Dataset items

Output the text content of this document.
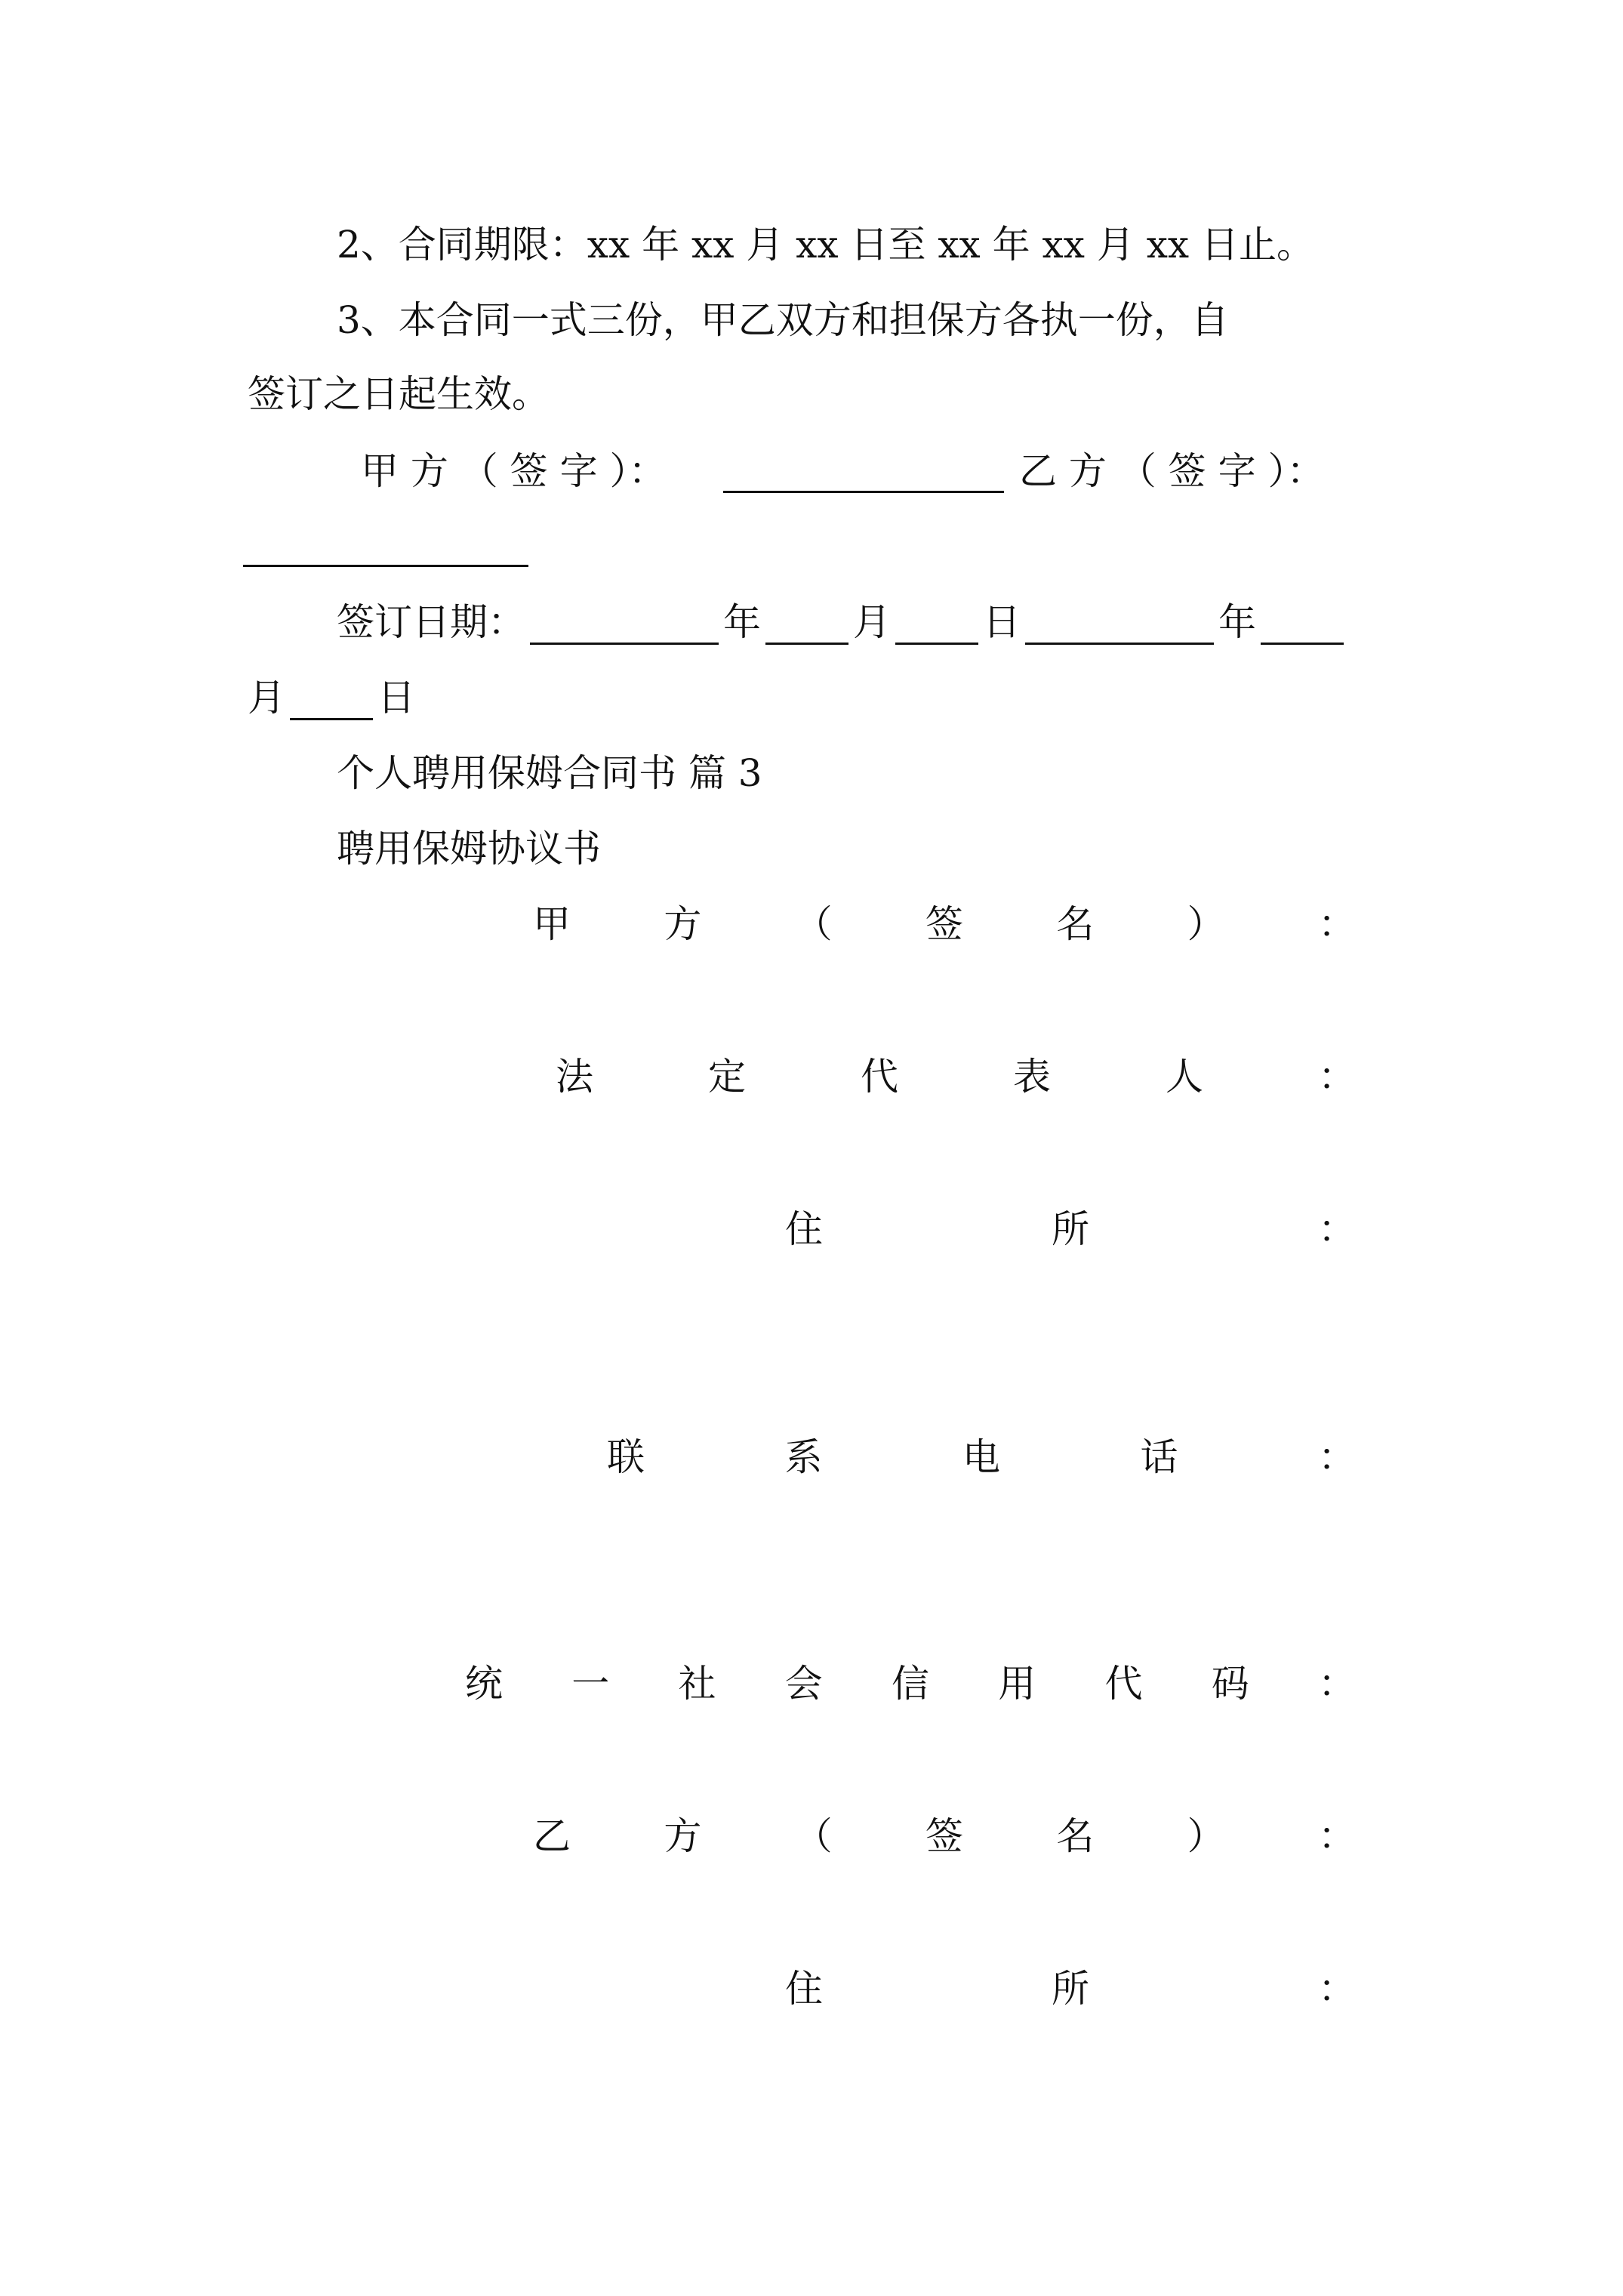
2、合同期限：xx 年 xx 月 xx 日至 xx 年 xx 月 xx 日止。
3、本合同一式三份，甲乙双方和担保方各执一份，自
签订之日起生效。
甲 方 （ 签 字 ）：	乙 方 （ 签 字 ）：
签订日期：	年 月 日	年
月 日
个人聘用保姆合同书 篇 3
聘用保姆协议书
甲 方 （ 签 名 ） ：
法	定	代	表	人	：
住	所	：
联	系	电	话	：
统 一 社 会 信 用 代 码 ：
乙 方 （ 签 名 ） ：
住	所	：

§ Work to be completed:
Copy each line exactly, and leave the pictures out of your copy.

§ Output of the task:
Output the text content of this document.
2、合同期限：xx 年 xx 月 xx 日至 xx 年 xx 月 xx 日止。
3、本合同一式三份，甲乙双方和担保方各执一份，自
签订之日起生效。
甲 方 （ 签 字 ）：	乙 方 （ 签 字 ）：
签订日期：	年 月 日	年
月 日
个人聘用保姆合同书 篇 3
聘用保姆协议书
甲 方 （ 签 名 ） ：
法	定	代	表	人	：
住	所	：
联	系	电	话	：
统 一 社 会 信 用 代 码 ：
乙 方 （ 签 名 ） ：
住	所	：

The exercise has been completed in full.